Collect from the data below each line with "الإحرام".

[start Data rows]

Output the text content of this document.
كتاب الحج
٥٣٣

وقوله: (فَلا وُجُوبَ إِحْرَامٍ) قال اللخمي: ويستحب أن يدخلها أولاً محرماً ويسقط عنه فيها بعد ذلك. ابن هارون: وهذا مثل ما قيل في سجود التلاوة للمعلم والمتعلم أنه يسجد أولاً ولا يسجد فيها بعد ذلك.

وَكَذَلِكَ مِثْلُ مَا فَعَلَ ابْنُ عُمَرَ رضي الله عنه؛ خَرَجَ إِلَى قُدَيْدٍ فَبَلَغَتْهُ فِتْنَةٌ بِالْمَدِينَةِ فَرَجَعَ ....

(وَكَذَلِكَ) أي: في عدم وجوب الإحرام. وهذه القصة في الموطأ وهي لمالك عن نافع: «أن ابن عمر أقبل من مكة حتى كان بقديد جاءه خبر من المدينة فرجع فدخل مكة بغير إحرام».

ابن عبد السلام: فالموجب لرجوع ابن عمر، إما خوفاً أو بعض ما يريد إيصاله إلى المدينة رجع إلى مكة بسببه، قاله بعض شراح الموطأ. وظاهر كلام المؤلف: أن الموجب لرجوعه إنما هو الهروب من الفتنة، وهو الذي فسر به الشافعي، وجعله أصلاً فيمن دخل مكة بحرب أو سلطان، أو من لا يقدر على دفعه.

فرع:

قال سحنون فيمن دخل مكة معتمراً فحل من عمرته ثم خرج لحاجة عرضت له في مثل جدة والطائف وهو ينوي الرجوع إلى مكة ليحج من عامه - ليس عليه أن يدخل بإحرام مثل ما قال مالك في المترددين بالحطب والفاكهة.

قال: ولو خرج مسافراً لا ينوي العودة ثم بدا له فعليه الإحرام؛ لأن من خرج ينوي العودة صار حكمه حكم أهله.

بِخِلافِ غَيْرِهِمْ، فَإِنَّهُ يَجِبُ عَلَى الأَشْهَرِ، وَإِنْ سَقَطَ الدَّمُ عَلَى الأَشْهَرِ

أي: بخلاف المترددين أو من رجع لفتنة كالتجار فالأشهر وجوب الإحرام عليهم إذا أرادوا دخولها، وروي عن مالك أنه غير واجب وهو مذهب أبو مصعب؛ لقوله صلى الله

[end Data rows]

Response to this exercise:
(وَكَذَلِكَ) أي: في عدم وجوب الإحرام. وهذه القصة في الموطأ وهي لمالك عن نافع: «أن ابن عمر أقبل من مكة حتى كان بقديد جاءه خبر من المدينة فرجع فدخل مكة بغير إحرام».
قال: ولو خرج مسافراً لا ينوي العودة ثم بدا له فعليه الإحرام؛ لأن من خرج ينوي العودة صار حكمه حكم أهله.
أي: بخلاف المترددين أو من رجع لفتنة كالتجار فالأشهر وجوب الإحرام عليهم إذا أرادوا دخولها، وروي عن مالك أنه غير واجب وهو مذهب أبو مصعب؛ لقوله صلى الله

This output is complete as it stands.